Problem to solve —
Leave out the pictures and repeat the data exactly.

=-=-=-=-=

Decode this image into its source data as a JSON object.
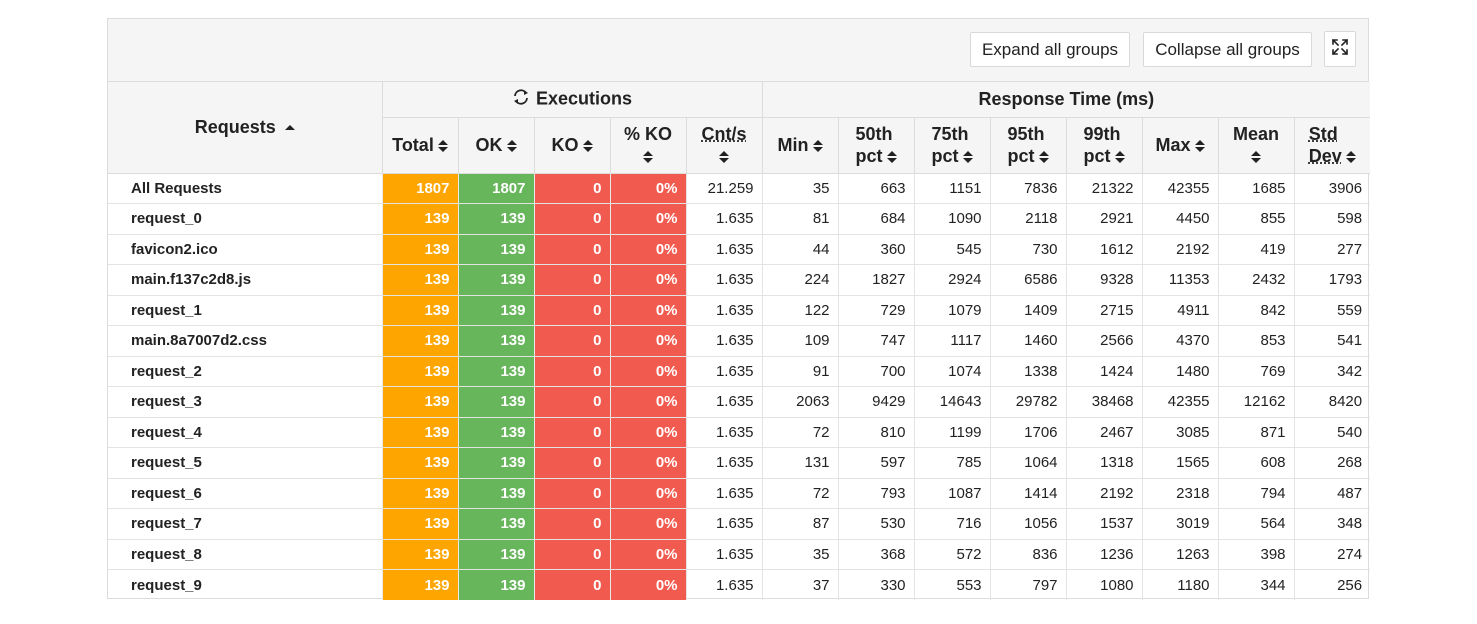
{
  "toolbar": {
    "expand_label": "Expand all groups",
    "collapse_label": "Collapse all groups",
    "fullscreen_icon": "expand-arrows-icon"
  },
  "table": {
    "requests_header": "Requests",
    "executions_header": "Executions",
    "response_time_header": "Response Time (ms)",
    "columns": {
      "total": "Total",
      "ok": "OK",
      "ko": "KO",
      "pct_ko": "% KO",
      "cnt_s": "Cnt/s",
      "min": "Min",
      "p50_a": "50th",
      "p50_b": "pct",
      "p75_a": "75th",
      "p75_b": "pct",
      "p95_a": "95th",
      "p95_b": "pct",
      "p99_a": "99th",
      "p99_b": "pct",
      "max": "Max",
      "mean": "Mean",
      "std_a": "Std",
      "std_b": "Dev"
    },
    "rows": [
      {
        "name": "All Requests",
        "total": "1807",
        "ok": "1807",
        "ko": "0",
        "pko": "0%",
        "cnt": "21.259",
        "min": "35",
        "p50": "663",
        "p75": "1151",
        "p95": "7836",
        "p99": "21322",
        "max": "42355",
        "mean": "1685",
        "std": "3906"
      },
      {
        "name": "request_0",
        "total": "139",
        "ok": "139",
        "ko": "0",
        "pko": "0%",
        "cnt": "1.635",
        "min": "81",
        "p50": "684",
        "p75": "1090",
        "p95": "2118",
        "p99": "2921",
        "max": "4450",
        "mean": "855",
        "std": "598"
      },
      {
        "name": "favicon2.ico",
        "total": "139",
        "ok": "139",
        "ko": "0",
        "pko": "0%",
        "cnt": "1.635",
        "min": "44",
        "p50": "360",
        "p75": "545",
        "p95": "730",
        "p99": "1612",
        "max": "2192",
        "mean": "419",
        "std": "277"
      },
      {
        "name": "main.f137c2d8.js",
        "total": "139",
        "ok": "139",
        "ko": "0",
        "pko": "0%",
        "cnt": "1.635",
        "min": "224",
        "p50": "1827",
        "p75": "2924",
        "p95": "6586",
        "p99": "9328",
        "max": "11353",
        "mean": "2432",
        "std": "1793"
      },
      {
        "name": "request_1",
        "total": "139",
        "ok": "139",
        "ko": "0",
        "pko": "0%",
        "cnt": "1.635",
        "min": "122",
        "p50": "729",
        "p75": "1079",
        "p95": "1409",
        "p99": "2715",
        "max": "4911",
        "mean": "842",
        "std": "559"
      },
      {
        "name": "main.8a7007d2.css",
        "total": "139",
        "ok": "139",
        "ko": "0",
        "pko": "0%",
        "cnt": "1.635",
        "min": "109",
        "p50": "747",
        "p75": "1117",
        "p95": "1460",
        "p99": "2566",
        "max": "4370",
        "mean": "853",
        "std": "541"
      },
      {
        "name": "request_2",
        "total": "139",
        "ok": "139",
        "ko": "0",
        "pko": "0%",
        "cnt": "1.635",
        "min": "91",
        "p50": "700",
        "p75": "1074",
        "p95": "1338",
        "p99": "1424",
        "max": "1480",
        "mean": "769",
        "std": "342"
      },
      {
        "name": "request_3",
        "total": "139",
        "ok": "139",
        "ko": "0",
        "pko": "0%",
        "cnt": "1.635",
        "min": "2063",
        "p50": "9429",
        "p75": "14643",
        "p95": "29782",
        "p99": "38468",
        "max": "42355",
        "mean": "12162",
        "std": "8420"
      },
      {
        "name": "request_4",
        "total": "139",
        "ok": "139",
        "ko": "0",
        "pko": "0%",
        "cnt": "1.635",
        "min": "72",
        "p50": "810",
        "p75": "1199",
        "p95": "1706",
        "p99": "2467",
        "max": "3085",
        "mean": "871",
        "std": "540"
      },
      {
        "name": "request_5",
        "total": "139",
        "ok": "139",
        "ko": "0",
        "pko": "0%",
        "cnt": "1.635",
        "min": "131",
        "p50": "597",
        "p75": "785",
        "p95": "1064",
        "p99": "1318",
        "max": "1565",
        "mean": "608",
        "std": "268"
      },
      {
        "name": "request_6",
        "total": "139",
        "ok": "139",
        "ko": "0",
        "pko": "0%",
        "cnt": "1.635",
        "min": "72",
        "p50": "793",
        "p75": "1087",
        "p95": "1414",
        "p99": "2192",
        "max": "2318",
        "mean": "794",
        "std": "487"
      },
      {
        "name": "request_7",
        "total": "139",
        "ok": "139",
        "ko": "0",
        "pko": "0%",
        "cnt": "1.635",
        "min": "87",
        "p50": "530",
        "p75": "716",
        "p95": "1056",
        "p99": "1537",
        "max": "3019",
        "mean": "564",
        "std": "348"
      },
      {
        "name": "request_8",
        "total": "139",
        "ok": "139",
        "ko": "0",
        "pko": "0%",
        "cnt": "1.635",
        "min": "35",
        "p50": "368",
        "p75": "572",
        "p95": "836",
        "p99": "1236",
        "max": "1263",
        "mean": "398",
        "std": "274"
      },
      {
        "name": "request_9",
        "total": "139",
        "ok": "139",
        "ko": "0",
        "pko": "0%",
        "cnt": "1.635",
        "min": "37",
        "p50": "330",
        "p75": "553",
        "p95": "797",
        "p99": "1080",
        "max": "1180",
        "mean": "344",
        "std": "256"
      }
    ]
  },
  "colors": {
    "total": "#ffa500",
    "ok": "#68b65c",
    "ko": "#f15b4f",
    "header_bg": "#f5f5f5"
  }
}
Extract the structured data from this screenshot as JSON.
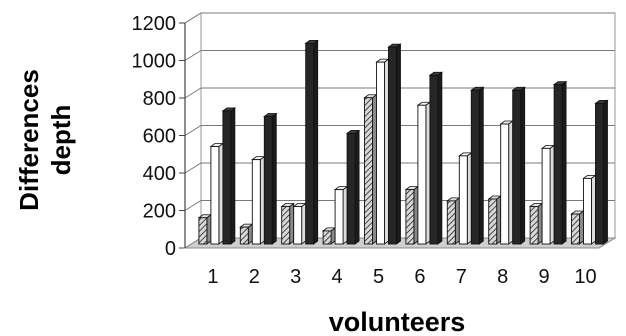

=-=-=-=-=

Result of the exercise —
Decode this image into its source data as a JSON object.
{
  "toolbar": {
    "expand_label": "Expand all groups",
    "collapse_label": "Collapse all groups",
    "fullscreen_icon": "expand-arrows-icon"
  },
  "table": {
    "requests_header": "Requests",
    "executions_header": "Executions",
    "response_time_header": "Response Time (ms)",
    "columns": {
      "total": "Total",
      "ok": "OK",
      "ko": "KO",
      "pct_ko": "% KO",
      "cnt_s": "Cnt/s",
      "min": "Min",
      "p50_a": "50th",
      "p50_b": "pct",
      "p75_a": "75th",
      "p75_b": "pct",
      "p95_a": "95th",
      "p95_b": "pct",
      "p99_a": "99th",
      "p99_b": "pct",
      "max": "Max",
      "mean": "Mean",
      "std_a": "Std",
      "std_b": "Dev"
    },
    "rows": [
      {
        "name": "All Requests",
        "total": "1807",
        "ok": "1807",
        "ko": "0",
        "pko": "0%",
        "cnt": "21.259",
        "min": "35",
        "p50": "663",
        "p75": "1151",
        "p95": "7836",
        "p99": "21322",
        "max": "42355",
        "mean": "1685",
        "std": "3906"
      },
      {
        "name": "request_0",
        "total": "139",
        "ok": "139",
        "ko": "0",
        "pko": "0%",
        "cnt": "1.635",
        "min": "81",
        "p50": "684",
        "p75": "1090",
        "p95": "2118",
        "p99": "2921",
        "max": "4450",
        "mean": "855",
        "std": "598"
      },
      {
        "name": "favicon2.ico",
        "total": "139",
        "ok": "139",
        "ko": "0",
        "pko": "0%",
        "cnt": "1.635",
        "min": "44",
        "p50": "360",
        "p75": "545",
        "p95": "730",
        "p99": "1612",
        "max": "2192",
        "mean": "419",
        "std": "277"
      },
      {
        "name": "main.f137c2d8.js",
        "total": "139",
        "ok": "139",
        "ko": "0",
        "pko": "0%",
        "cnt": "1.635",
        "min": "224",
        "p50": "1827",
        "p75": "2924",
        "p95": "6586",
        "p99": "9328",
        "max": "11353",
        "mean": "2432",
        "std": "1793"
      },
      {
        "name": "request_1",
        "total": "139",
        "ok": "139",
        "ko": "0",
        "pko": "0%",
        "cnt": "1.635",
        "min": "122",
        "p50": "729",
        "p75": "1079",
        "p95": "1409",
        "p99": "2715",
        "max": "4911",
        "mean": "842",
        "std": "559"
      },
      {
        "name": "main.8a7007d2.css",
        "total": "139",
        "ok": "139",
        "ko": "0",
        "pko": "0%",
        "cnt": "1.635",
        "min": "109",
        "p50": "747",
        "p75": "1117",
        "p95": "1460",
        "p99": "2566",
        "max": "4370",
        "mean": "853",
        "std": "541"
      },
      {
        "name": "request_2",
        "total": "139",
        "ok": "139",
        "ko": "0",
        "pko": "0%",
        "cnt": "1.635",
        "min": "91",
        "p50": "700",
        "p75": "1074",
        "p95": "1338",
        "p99": "1424",
        "max": "1480",
        "mean": "769",
        "std": "342"
      },
      {
        "name": "request_3",
        "total": "139",
        "ok": "139",
        "ko": "0",
        "pko": "0%",
        "cnt": "1.635",
        "min": "2063",
        "p50": "9429",
        "p75": "14643",
        "p95": "29782",
        "p99": "38468",
        "max": "42355",
        "mean": "12162",
        "std": "8420"
      },
      {
        "name": "request_4",
        "total": "139",
        "ok": "139",
        "ko": "0",
        "pko": "0%",
        "cnt": "1.635",
        "min": "72",
        "p50": "810",
        "p75": "1199",
        "p95": "1706",
        "p99": "2467",
        "max": "3085",
        "mean": "871",
        "std": "540"
      },
      {
        "name": "request_5",
        "total": "139",
        "ok": "139",
        "ko": "0",
        "pko": "0%",
        "cnt": "1.635",
        "min": "131",
        "p50": "597",
        "p75": "785",
        "p95": "1064",
        "p99": "1318",
        "max": "1565",
        "mean": "608",
        "std": "268"
      },
      {
        "name": "request_6",
        "total": "139",
        "ok": "139",
        "ko": "0",
        "pko": "0%",
        "cnt": "1.635",
        "min": "72",
        "p50": "793",
        "p75": "1087",
        "p95": "1414",
        "p99": "2192",
        "max": "2318",
        "mean": "794",
        "std": "487"
      },
      {
        "name": "request_7",
        "total": "139",
        "ok": "139",
        "ko": "0",
        "pko": "0%",
        "cnt": "1.635",
        "min": "87",
        "p50": "530",
        "p75": "716",
        "p95": "1056",
        "p99": "1537",
        "max": "3019",
        "mean": "564",
        "std": "348"
      },
      {
        "name": "request_8",
        "total": "139",
        "ok": "139",
        "ko": "0",
        "pko": "0%",
        "cnt": "1.635",
        "min": "35",
        "p50": "368",
        "p75": "572",
        "p95": "836",
        "p99": "1236",
        "max": "1263",
        "mean": "398",
        "std": "274"
      },
      {
        "name": "request_9",
        "total": "139",
        "ok": "139",
        "ko": "0",
        "pko": "0%",
        "cnt": "1.635",
        "min": "37",
        "p50": "330",
        "p75": "553",
        "p95": "797",
        "p99": "1080",
        "max": "1180",
        "mean": "344",
        "std": "256"
      }
    ]
  },
  "colors": {
    "total": "#ffa500",
    "ok": "#68b65c",
    "ko": "#f15b4f",
    "header_bg": "#f5f5f5"
  }
}
Extract the structured data from this screenshot as JSON.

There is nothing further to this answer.